■ **Input**
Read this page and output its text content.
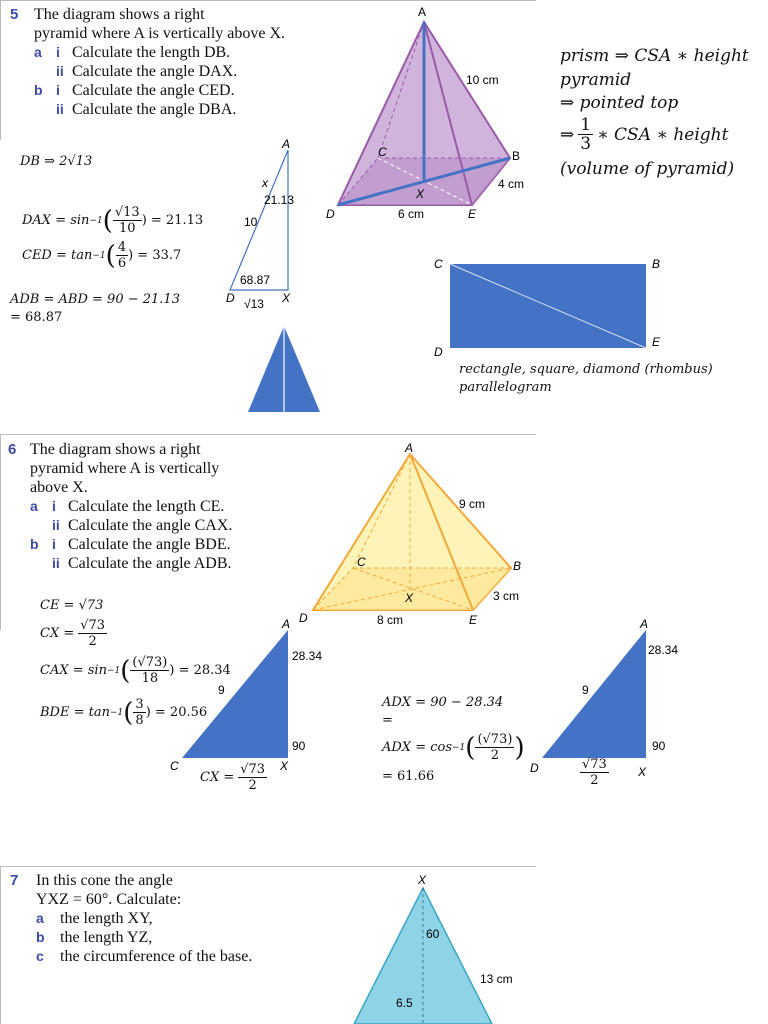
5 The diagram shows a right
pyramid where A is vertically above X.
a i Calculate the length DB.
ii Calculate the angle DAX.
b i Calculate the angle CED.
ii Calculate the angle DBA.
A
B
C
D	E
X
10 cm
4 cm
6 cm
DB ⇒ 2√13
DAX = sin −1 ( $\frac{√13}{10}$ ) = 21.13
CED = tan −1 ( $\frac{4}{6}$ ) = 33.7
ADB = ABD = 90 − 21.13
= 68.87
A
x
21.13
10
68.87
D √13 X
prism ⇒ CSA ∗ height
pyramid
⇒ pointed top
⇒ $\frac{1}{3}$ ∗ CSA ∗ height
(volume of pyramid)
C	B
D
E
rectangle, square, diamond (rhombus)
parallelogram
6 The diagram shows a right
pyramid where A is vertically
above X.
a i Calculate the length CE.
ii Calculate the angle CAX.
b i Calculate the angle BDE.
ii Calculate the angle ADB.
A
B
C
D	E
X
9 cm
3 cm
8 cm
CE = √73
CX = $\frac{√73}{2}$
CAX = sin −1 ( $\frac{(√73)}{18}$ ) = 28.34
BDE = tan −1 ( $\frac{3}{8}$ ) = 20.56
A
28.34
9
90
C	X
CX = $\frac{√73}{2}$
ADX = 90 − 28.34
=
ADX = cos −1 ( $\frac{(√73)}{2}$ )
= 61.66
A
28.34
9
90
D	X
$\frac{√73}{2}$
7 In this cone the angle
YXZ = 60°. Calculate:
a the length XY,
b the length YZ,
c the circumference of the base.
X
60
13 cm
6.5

==

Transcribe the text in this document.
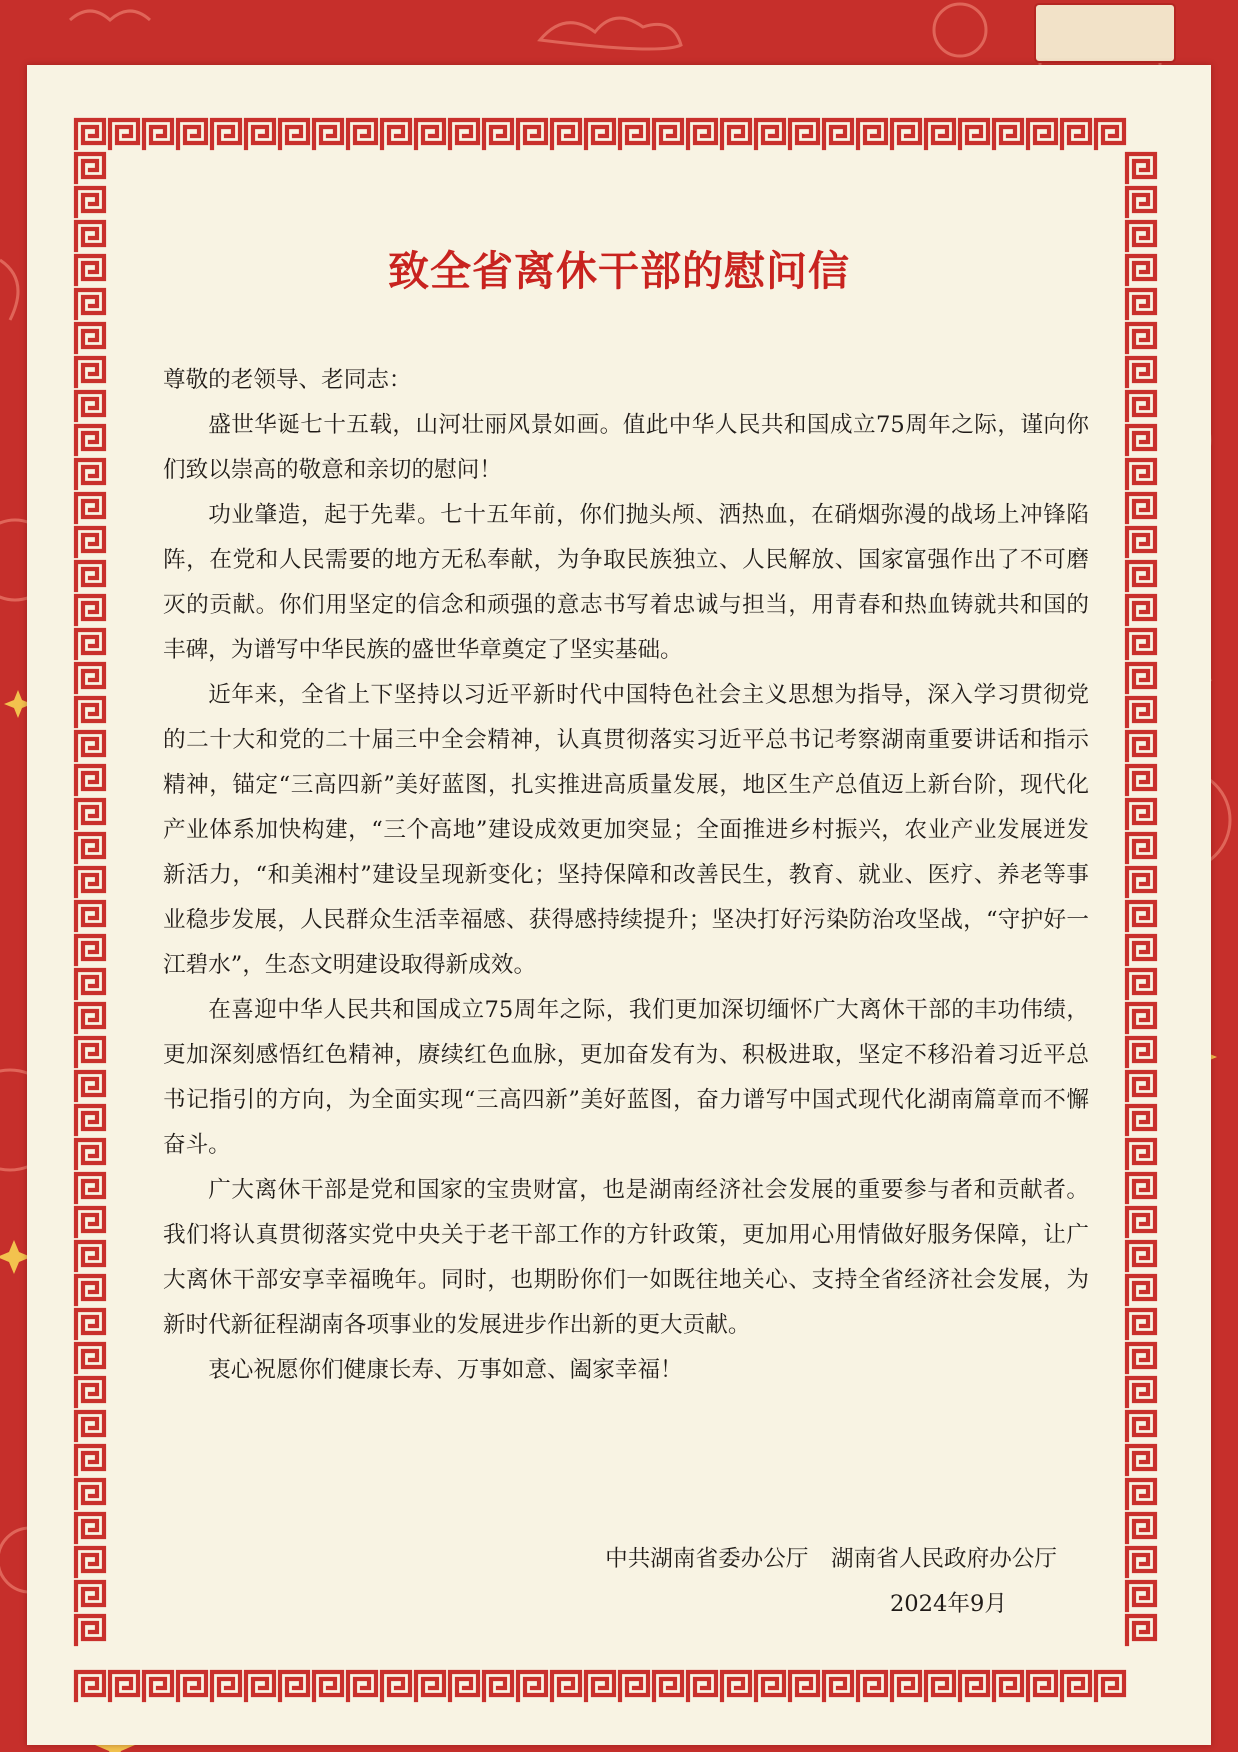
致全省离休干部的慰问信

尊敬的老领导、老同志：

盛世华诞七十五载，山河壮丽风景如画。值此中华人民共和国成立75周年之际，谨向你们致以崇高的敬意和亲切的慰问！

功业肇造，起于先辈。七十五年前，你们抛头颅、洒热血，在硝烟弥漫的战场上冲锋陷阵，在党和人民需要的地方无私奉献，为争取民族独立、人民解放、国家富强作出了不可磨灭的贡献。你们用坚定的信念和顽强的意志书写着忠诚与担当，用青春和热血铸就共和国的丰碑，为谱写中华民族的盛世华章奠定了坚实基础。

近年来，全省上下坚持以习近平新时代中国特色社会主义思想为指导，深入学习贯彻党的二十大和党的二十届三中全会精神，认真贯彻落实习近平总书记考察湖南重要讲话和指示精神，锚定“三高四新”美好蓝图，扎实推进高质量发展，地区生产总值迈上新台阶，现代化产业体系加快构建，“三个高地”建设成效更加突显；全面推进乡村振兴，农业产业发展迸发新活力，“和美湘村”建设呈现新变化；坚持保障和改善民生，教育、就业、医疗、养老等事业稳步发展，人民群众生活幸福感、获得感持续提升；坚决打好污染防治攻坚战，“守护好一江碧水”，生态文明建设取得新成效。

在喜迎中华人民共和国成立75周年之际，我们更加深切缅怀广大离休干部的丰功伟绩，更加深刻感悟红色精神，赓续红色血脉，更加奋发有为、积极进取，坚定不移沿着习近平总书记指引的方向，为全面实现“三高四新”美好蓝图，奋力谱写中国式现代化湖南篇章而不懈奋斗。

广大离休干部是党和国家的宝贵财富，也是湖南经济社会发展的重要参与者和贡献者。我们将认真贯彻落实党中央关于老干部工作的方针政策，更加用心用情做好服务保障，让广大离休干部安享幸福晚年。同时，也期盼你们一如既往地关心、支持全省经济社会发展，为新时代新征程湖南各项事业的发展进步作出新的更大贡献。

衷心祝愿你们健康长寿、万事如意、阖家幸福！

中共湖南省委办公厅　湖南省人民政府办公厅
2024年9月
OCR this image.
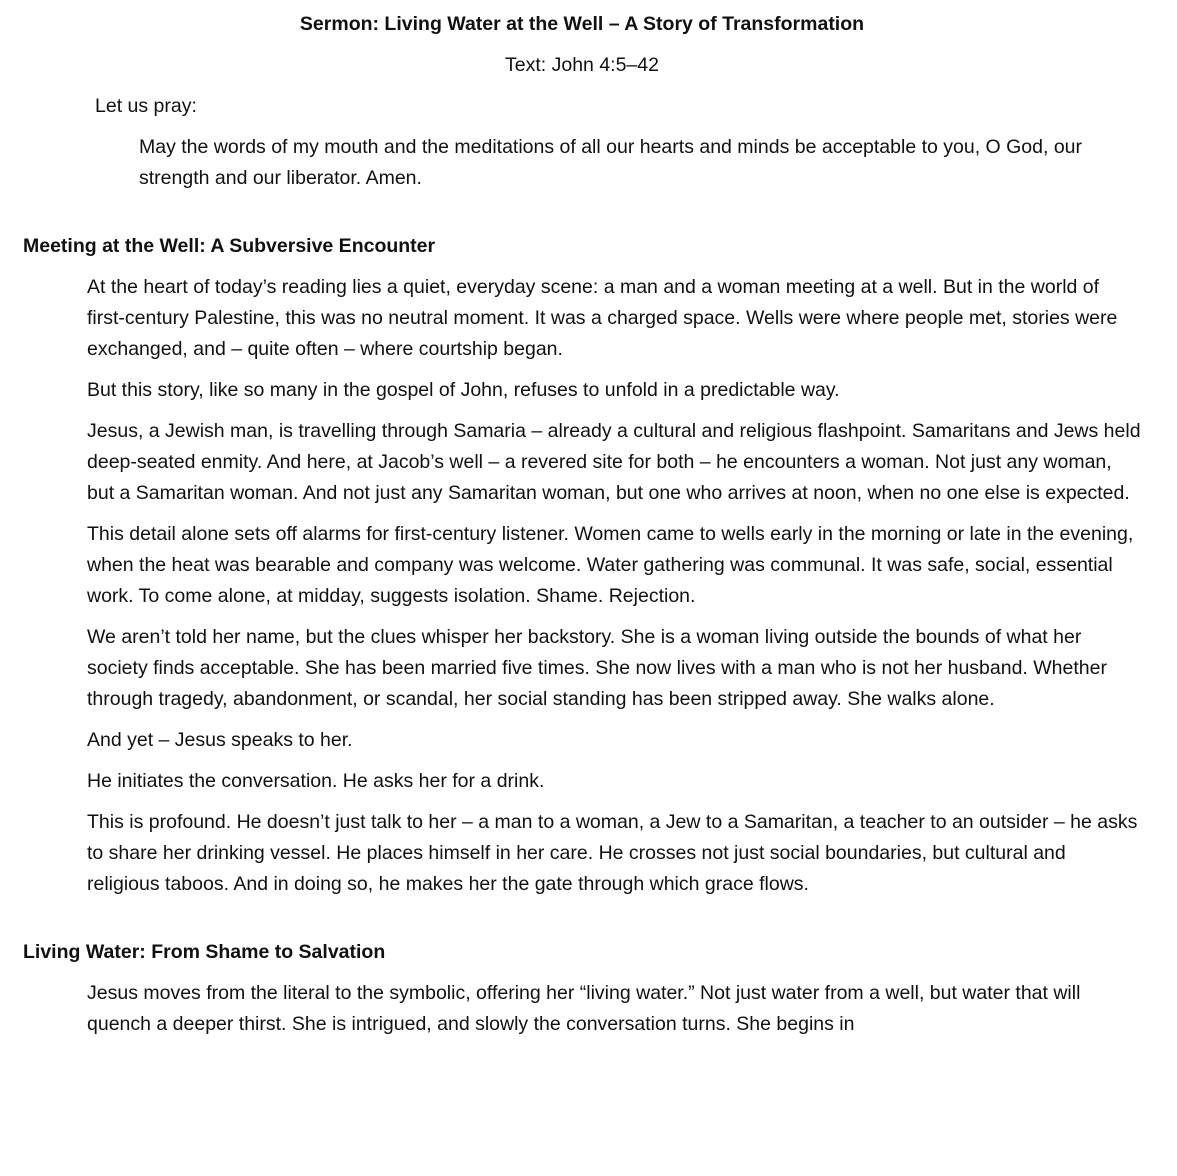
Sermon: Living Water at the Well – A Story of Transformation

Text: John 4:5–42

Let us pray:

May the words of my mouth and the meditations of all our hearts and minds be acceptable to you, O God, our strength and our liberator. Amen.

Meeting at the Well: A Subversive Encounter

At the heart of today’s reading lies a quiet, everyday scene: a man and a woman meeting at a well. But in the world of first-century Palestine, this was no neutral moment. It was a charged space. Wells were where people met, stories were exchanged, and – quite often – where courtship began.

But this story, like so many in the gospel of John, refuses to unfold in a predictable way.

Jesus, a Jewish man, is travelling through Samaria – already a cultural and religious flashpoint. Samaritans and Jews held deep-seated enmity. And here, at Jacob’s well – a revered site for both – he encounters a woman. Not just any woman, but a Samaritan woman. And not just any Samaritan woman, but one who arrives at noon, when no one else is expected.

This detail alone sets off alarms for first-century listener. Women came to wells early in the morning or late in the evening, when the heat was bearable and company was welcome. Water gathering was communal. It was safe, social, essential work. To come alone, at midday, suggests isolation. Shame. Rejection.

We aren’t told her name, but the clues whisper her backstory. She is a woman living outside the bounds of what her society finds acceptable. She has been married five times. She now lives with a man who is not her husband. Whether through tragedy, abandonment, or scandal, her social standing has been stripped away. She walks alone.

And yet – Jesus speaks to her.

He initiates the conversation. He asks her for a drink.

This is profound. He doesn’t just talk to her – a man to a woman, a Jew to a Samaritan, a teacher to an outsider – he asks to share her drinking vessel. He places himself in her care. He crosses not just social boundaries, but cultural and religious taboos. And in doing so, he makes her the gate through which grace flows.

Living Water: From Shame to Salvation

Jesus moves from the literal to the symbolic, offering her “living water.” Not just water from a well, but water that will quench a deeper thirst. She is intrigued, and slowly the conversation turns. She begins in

==

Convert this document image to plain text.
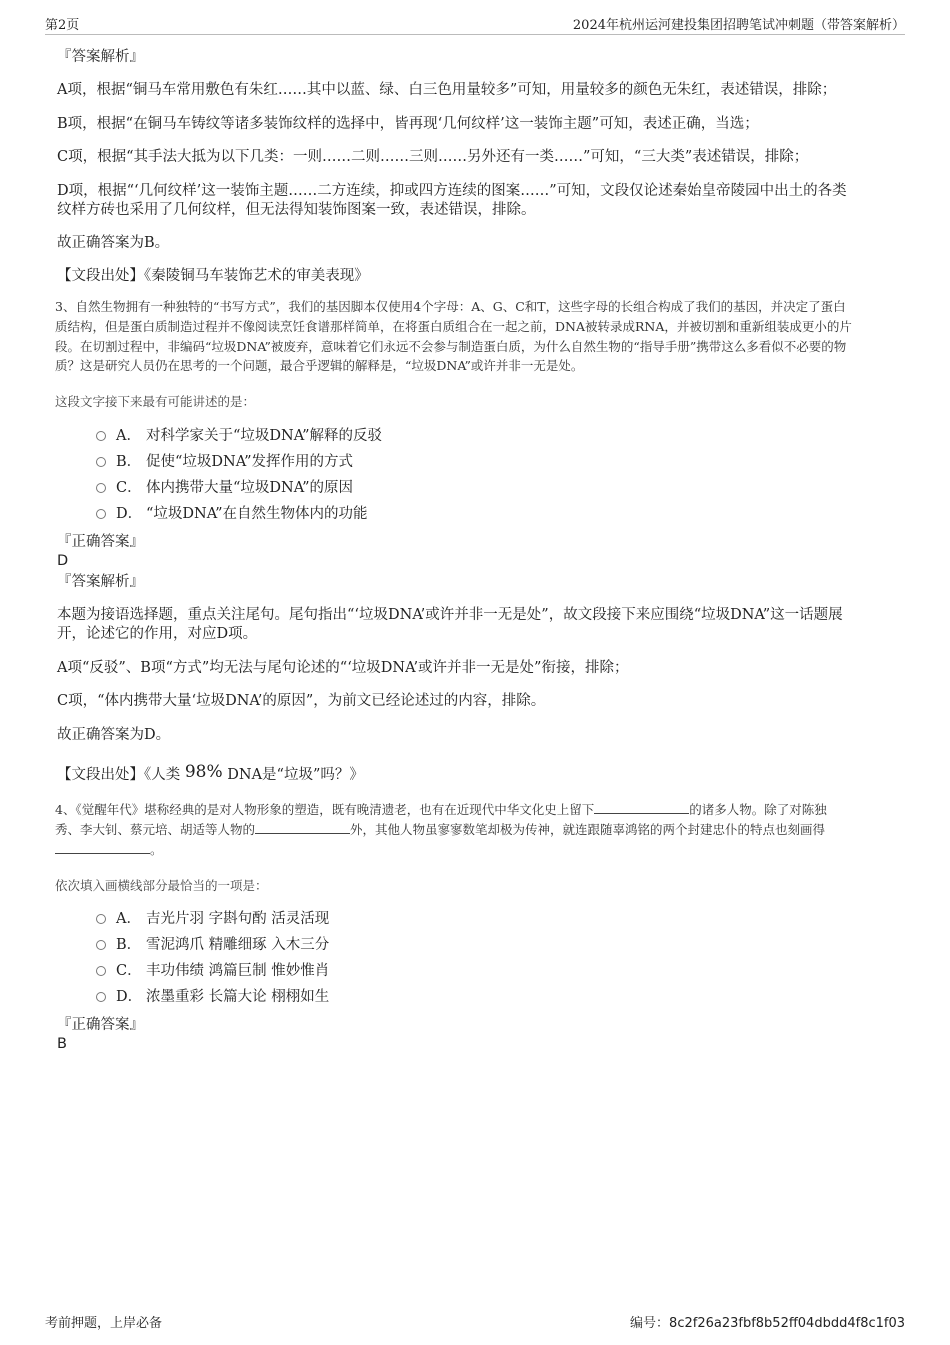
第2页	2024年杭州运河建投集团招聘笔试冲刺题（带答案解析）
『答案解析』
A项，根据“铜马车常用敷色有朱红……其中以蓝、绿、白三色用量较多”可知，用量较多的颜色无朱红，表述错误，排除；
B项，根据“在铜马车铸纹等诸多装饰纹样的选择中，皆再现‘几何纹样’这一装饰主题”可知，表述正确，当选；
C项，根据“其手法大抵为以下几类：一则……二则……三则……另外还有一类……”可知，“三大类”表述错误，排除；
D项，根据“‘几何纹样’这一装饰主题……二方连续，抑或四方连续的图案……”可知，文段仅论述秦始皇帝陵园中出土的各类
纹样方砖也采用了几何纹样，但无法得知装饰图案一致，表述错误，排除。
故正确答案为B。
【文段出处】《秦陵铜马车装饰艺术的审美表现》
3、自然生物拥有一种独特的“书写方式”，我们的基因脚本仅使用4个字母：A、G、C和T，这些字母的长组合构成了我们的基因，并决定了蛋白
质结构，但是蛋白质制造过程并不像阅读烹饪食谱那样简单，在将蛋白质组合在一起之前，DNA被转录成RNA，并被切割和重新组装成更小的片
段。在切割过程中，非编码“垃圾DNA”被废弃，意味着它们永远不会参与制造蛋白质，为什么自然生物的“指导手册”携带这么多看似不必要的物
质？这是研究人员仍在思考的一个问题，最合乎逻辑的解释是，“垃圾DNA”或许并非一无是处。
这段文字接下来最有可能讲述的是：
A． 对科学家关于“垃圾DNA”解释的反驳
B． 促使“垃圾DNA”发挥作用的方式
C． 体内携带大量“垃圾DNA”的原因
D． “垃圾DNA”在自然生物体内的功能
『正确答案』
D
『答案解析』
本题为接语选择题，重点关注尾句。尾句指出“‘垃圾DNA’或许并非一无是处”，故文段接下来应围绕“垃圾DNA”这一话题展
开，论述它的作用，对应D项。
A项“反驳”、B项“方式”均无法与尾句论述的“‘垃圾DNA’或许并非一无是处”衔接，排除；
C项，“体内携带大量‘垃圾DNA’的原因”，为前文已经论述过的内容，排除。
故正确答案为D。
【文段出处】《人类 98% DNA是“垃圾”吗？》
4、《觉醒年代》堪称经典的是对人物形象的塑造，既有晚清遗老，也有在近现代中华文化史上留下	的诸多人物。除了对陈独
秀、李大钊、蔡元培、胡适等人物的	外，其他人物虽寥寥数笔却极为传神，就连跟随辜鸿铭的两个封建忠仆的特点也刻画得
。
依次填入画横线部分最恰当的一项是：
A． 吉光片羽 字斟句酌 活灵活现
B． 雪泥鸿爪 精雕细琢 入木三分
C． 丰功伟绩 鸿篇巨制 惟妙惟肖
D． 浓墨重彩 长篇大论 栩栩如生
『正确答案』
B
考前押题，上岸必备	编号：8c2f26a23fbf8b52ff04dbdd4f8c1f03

■ **The exercise**
Locate all lines in the listing above with the word "shows". Copy them.

■ **Correct result**
5 The diagram shows a right
6 The diagram shows a right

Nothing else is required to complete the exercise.